Interface dataset entries
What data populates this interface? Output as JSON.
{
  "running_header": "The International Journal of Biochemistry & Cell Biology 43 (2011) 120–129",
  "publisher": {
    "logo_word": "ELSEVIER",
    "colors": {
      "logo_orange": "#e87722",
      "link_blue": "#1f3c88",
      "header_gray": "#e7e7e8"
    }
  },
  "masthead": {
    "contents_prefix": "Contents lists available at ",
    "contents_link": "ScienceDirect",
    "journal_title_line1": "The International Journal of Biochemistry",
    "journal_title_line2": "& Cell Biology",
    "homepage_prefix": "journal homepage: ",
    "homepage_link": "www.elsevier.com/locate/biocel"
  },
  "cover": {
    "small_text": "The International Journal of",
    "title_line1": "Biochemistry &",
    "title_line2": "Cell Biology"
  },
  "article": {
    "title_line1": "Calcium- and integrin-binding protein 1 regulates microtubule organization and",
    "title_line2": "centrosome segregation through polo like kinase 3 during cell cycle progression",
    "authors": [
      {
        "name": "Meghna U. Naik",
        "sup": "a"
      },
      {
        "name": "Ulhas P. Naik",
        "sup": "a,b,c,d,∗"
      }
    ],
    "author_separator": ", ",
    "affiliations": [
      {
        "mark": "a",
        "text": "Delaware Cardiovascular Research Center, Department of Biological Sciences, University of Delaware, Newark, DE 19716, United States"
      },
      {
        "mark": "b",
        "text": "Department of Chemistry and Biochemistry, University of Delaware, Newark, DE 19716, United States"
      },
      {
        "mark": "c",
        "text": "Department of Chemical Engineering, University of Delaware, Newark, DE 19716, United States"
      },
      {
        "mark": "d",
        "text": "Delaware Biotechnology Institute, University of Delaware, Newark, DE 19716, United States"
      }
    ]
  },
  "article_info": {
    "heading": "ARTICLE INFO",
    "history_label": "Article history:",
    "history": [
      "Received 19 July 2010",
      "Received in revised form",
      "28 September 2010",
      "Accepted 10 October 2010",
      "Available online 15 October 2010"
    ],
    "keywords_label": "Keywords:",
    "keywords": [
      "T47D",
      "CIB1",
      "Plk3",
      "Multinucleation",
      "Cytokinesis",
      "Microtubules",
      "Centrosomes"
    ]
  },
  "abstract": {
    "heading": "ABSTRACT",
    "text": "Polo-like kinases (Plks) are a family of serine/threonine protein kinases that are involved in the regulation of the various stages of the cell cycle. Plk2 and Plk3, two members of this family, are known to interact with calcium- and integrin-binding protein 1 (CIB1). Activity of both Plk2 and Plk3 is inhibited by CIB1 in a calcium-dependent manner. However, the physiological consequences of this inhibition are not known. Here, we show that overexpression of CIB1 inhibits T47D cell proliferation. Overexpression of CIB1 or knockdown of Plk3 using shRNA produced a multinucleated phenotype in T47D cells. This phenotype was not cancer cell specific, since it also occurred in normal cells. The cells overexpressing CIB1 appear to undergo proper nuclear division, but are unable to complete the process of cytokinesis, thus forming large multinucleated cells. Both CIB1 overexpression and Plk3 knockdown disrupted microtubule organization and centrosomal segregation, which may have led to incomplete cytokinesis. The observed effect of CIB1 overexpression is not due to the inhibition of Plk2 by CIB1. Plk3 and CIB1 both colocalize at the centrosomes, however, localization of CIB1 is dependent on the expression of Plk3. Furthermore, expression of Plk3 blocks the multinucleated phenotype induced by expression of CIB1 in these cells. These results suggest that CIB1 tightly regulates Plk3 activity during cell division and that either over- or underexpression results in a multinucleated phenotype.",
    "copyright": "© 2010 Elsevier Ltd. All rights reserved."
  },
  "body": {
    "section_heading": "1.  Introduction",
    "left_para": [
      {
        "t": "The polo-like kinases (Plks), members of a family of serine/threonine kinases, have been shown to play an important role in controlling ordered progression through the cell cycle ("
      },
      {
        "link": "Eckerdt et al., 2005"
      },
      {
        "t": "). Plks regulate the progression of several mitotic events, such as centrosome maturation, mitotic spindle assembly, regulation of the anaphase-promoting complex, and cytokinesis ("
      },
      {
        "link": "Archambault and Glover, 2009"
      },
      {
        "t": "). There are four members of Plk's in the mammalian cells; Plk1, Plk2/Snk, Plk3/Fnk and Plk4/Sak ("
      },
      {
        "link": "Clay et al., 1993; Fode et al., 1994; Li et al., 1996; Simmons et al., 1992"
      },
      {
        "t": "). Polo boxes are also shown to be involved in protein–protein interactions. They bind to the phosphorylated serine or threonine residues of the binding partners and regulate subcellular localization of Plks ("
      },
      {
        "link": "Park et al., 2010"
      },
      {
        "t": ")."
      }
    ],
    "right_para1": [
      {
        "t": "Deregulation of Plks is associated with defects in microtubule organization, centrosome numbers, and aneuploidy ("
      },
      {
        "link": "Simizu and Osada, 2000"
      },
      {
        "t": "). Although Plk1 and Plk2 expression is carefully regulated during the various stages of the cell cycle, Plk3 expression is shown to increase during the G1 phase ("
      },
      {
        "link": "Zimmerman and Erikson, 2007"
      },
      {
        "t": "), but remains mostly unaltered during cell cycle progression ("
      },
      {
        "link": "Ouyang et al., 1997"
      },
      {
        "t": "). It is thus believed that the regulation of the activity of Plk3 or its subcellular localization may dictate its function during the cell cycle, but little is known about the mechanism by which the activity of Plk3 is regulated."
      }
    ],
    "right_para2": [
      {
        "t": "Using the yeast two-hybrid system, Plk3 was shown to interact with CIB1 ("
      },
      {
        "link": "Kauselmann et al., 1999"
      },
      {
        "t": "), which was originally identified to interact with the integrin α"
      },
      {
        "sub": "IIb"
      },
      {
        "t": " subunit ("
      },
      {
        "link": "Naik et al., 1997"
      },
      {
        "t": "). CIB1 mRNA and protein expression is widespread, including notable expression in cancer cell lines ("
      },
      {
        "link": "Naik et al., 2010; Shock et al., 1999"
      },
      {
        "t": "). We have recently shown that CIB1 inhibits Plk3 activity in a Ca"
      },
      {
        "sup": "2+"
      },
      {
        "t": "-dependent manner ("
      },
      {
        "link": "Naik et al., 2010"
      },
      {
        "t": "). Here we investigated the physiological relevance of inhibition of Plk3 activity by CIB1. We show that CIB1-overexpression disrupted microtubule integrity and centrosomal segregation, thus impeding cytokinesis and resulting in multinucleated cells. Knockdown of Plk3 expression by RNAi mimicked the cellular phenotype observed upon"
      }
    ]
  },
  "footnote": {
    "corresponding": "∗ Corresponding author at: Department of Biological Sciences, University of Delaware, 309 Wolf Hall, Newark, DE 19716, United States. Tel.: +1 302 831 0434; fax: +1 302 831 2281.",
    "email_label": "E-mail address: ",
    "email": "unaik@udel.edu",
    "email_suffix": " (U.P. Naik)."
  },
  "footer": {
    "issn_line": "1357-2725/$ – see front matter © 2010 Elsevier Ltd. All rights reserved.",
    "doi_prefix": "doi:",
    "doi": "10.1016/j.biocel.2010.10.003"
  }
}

- Directions for this task -
The whole block of data above should be printed again verbatim.

- Written answer -
What data populates this interface? Output as JSON.
{
  "running_header": "The International Journal of Biochemistry & Cell Biology 43 (2011) 120–129",
  "publisher": {
    "logo_word": "ELSEVIER",
    "colors": {
      "logo_orange": "#e87722",
      "link_blue": "#1f3c88",
      "header_gray": "#e7e7e8"
    }
  },
  "masthead": {
    "contents_prefix": "Contents lists available at ",
    "contents_link": "ScienceDirect",
    "journal_title_line1": "The International Journal of Biochemistry",
    "journal_title_line2": "& Cell Biology",
    "homepage_prefix": "journal homepage: ",
    "homepage_link": "www.elsevier.com/locate/biocel"
  },
  "cover": {
    "small_text": "The International Journal of",
    "title_line1": "Biochemistry &",
    "title_line2": "Cell Biology"
  },
  "article": {
    "title_line1": "Calcium- and integrin-binding protein 1 regulates microtubule organization and",
    "title_line2": "centrosome segregation through polo like kinase 3 during cell cycle progression",
    "authors": [
      {
        "name": "Meghna U. Naik",
        "sup": "a"
      },
      {
        "name": "Ulhas P. Naik",
        "sup": "a,b,c,d,∗"
      }
    ],
    "author_separator": ", ",
    "affiliations": [
      {
        "mark": "a",
        "text": "Delaware Cardiovascular Research Center, Department of Biological Sciences, University of Delaware, Newark, DE 19716, United States"
      },
      {
        "mark": "b",
        "text": "Department of Chemistry and Biochemistry, University of Delaware, Newark, DE 19716, United States"
      },
      {
        "mark": "c",
        "text": "Department of Chemical Engineering, University of Delaware, Newark, DE 19716, United States"
      },
      {
        "mark": "d",
        "text": "Delaware Biotechnology Institute, University of Delaware, Newark, DE 19716, United States"
      }
    ]
  },
  "article_info": {
    "heading": "ARTICLE INFO",
    "history_label": "Article history:",
    "history": [
      "Received 19 July 2010",
      "Received in revised form",
      "28 September 2010",
      "Accepted 10 October 2010",
      "Available online 15 October 2010"
    ],
    "keywords_label": "Keywords:",
    "keywords": [
      "T47D",
      "CIB1",
      "Plk3",
      "Multinucleation",
      "Cytokinesis",
      "Microtubules",
      "Centrosomes"
    ]
  },
  "abstract": {
    "heading": "ABSTRACT",
    "text": "Polo-like kinases (Plks) are a family of serine/threonine protein kinases that are involved in the regulation of the various stages of the cell cycle. Plk2 and Plk3, two members of this family, are known to interact with calcium- and integrin-binding protein 1 (CIB1). Activity of both Plk2 and Plk3 is inhibited by CIB1 in a calcium-dependent manner. However, the physiological consequences of this inhibition are not known. Here, we show that overexpression of CIB1 inhibits T47D cell proliferation. Overexpression of CIB1 or knockdown of Plk3 using shRNA produced a multinucleated phenotype in T47D cells. This phenotype was not cancer cell specific, since it also occurred in normal cells. The cells overexpressing CIB1 appear to undergo proper nuclear division, but are unable to complete the process of cytokinesis, thus forming large multinucleated cells. Both CIB1 overexpression and Plk3 knockdown disrupted microtubule organization and centrosomal segregation, which may have led to incomplete cytokinesis. The observed effect of CIB1 overexpression is not due to the inhibition of Plk2 by CIB1. Plk3 and CIB1 both colocalize at the centrosomes, however, localization of CIB1 is dependent on the expression of Plk3. Furthermore, expression of Plk3 blocks the multinucleated phenotype induced by expression of CIB1 in these cells. These results suggest that CIB1 tightly regulates Plk3 activity during cell division and that either over- or underexpression results in a multinucleated phenotype.",
    "copyright": "© 2010 Elsevier Ltd. All rights reserved."
  },
  "body": {
    "section_heading": "1.  Introduction",
    "left_para": [
      {
        "t": "The polo-like kinases (Plks), members of a family of serine/threonine kinases, have been shown to play an important role in controlling ordered progression through the cell cycle ("
      },
      {
        "link": "Eckerdt et al., 2005"
      },
      {
        "t": "). Plks regulate the progression of several mitotic events, such as centrosome maturation, mitotic spindle assembly, regulation of the anaphase-promoting complex, and cytokinesis ("
      },
      {
        "link": "Archambault and Glover, 2009"
      },
      {
        "t": "). There are four members of Plk's in the mammalian cells; Plk1, Plk2/Snk, Plk3/Fnk and Plk4/Sak ("
      },
      {
        "link": "Clay et al., 1993; Fode et al., 1994; Li et al., 1996; Simmons et al., 1992"
      },
      {
        "t": "). Polo boxes are also shown to be involved in protein–protein interactions. They bind to the phosphorylated serine or threonine residues of the binding partners and regulate subcellular localization of Plks ("
      },
      {
        "link": "Park et al., 2010"
      },
      {
        "t": ")."
      }
    ],
    "right_para1": [
      {
        "t": "Deregulation of Plks is associated with defects in microtubule organization, centrosome numbers, and aneuploidy ("
      },
      {
        "link": "Simizu and Osada, 2000"
      },
      {
        "t": "). Although Plk1 and Plk2 expression is carefully regulated during the various stages of the cell cycle, Plk3 expression is shown to increase during the G1 phase ("
      },
      {
        "link": "Zimmerman and Erikson, 2007"
      },
      {
        "t": "), but remains mostly unaltered during cell cycle progression ("
      },
      {
        "link": "Ouyang et al., 1997"
      },
      {
        "t": "). It is thus believed that the regulation of the activity of Plk3 or its subcellular localization may dictate its function during the cell cycle, but little is known about the mechanism by which the activity of Plk3 is regulated."
      }
    ],
    "right_para2": [
      {
        "t": "Using the yeast two-hybrid system, Plk3 was shown to interact with CIB1 ("
      },
      {
        "link": "Kauselmann et al., 1999"
      },
      {
        "t": "), which was originally identified to interact with the integrin α"
      },
      {
        "sub": "IIb"
      },
      {
        "t": " subunit ("
      },
      {
        "link": "Naik et al., 1997"
      },
      {
        "t": "). CIB1 mRNA and protein expression is widespread, including notable expression in cancer cell lines ("
      },
      {
        "link": "Naik et al., 2010; Shock et al., 1999"
      },
      {
        "t": "). We have recently shown that CIB1 inhibits Plk3 activity in a Ca"
      },
      {
        "sup": "2+"
      },
      {
        "t": "-dependent manner ("
      },
      {
        "link": "Naik et al., 2010"
      },
      {
        "t": "). Here we investigated the physiological relevance of inhibition of Plk3 activity by CIB1. We show that CIB1-overexpression disrupted microtubule integrity and centrosomal segregation, thus impeding cytokinesis and resulting in multinucleated cells. Knockdown of Plk3 expression by RNAi mimicked the cellular phenotype observed upon"
      }
    ]
  },
  "footnote": {
    "corresponding": "∗ Corresponding author at: Department of Biological Sciences, University of Delaware, 309 Wolf Hall, Newark, DE 19716, United States. Tel.: +1 302 831 0434; fax: +1 302 831 2281.",
    "email_label": "E-mail address: ",
    "email": "unaik@udel.edu",
    "email_suffix": " (U.P. Naik)."
  },
  "footer": {
    "issn_line": "1357-2725/$ – see front matter © 2010 Elsevier Ltd. All rights reserved.",
    "doi_prefix": "doi:",
    "doi": "10.1016/j.biocel.2010.10.003"
  }
}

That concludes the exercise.